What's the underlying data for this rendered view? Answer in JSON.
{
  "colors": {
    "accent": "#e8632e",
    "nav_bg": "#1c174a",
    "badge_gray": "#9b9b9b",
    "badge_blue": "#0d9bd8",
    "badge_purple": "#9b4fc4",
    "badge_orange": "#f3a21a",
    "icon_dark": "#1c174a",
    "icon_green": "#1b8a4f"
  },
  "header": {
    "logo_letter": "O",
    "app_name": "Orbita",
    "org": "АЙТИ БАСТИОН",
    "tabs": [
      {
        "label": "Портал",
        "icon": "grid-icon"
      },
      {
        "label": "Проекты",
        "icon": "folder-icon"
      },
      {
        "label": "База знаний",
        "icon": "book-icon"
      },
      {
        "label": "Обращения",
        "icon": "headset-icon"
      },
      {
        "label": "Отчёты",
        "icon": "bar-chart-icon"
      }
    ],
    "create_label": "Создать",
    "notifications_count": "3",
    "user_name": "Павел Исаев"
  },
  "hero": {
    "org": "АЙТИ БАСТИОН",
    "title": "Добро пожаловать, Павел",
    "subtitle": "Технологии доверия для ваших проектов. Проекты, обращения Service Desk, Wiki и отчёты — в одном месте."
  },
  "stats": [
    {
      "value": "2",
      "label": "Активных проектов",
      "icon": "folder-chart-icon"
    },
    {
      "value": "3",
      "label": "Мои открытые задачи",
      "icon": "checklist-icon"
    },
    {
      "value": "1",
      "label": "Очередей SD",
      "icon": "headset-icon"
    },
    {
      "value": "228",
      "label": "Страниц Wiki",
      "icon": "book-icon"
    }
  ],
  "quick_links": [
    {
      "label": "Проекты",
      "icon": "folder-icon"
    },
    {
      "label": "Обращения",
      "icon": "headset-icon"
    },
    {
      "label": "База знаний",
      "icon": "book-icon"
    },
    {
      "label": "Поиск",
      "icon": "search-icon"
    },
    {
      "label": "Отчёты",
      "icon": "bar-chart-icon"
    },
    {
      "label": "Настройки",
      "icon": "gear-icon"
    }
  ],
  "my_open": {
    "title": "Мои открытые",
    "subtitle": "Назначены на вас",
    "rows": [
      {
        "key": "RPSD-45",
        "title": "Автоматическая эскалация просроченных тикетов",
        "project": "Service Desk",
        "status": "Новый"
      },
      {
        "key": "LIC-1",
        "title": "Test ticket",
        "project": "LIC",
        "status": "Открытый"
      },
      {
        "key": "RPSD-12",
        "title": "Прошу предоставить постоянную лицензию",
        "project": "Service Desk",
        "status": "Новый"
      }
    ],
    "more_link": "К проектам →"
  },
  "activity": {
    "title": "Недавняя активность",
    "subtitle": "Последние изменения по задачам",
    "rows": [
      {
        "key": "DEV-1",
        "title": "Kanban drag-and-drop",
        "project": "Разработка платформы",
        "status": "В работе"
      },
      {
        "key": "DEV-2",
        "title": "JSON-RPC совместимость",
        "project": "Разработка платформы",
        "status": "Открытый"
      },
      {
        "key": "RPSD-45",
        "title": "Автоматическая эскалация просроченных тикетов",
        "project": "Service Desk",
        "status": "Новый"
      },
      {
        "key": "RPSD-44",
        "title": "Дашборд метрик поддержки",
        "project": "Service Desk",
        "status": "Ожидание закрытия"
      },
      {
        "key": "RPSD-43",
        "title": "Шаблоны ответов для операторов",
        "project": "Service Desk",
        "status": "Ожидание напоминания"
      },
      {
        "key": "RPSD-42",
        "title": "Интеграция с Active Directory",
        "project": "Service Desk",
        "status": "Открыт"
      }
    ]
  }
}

● ● ● ● ● ● ●

### Exercise aim
Pick out each line containing the string "Ожидание" and copy it.

### Exercise solution
        "status": "Ожидание закрытия"
        "status": "Ожидание напоминания"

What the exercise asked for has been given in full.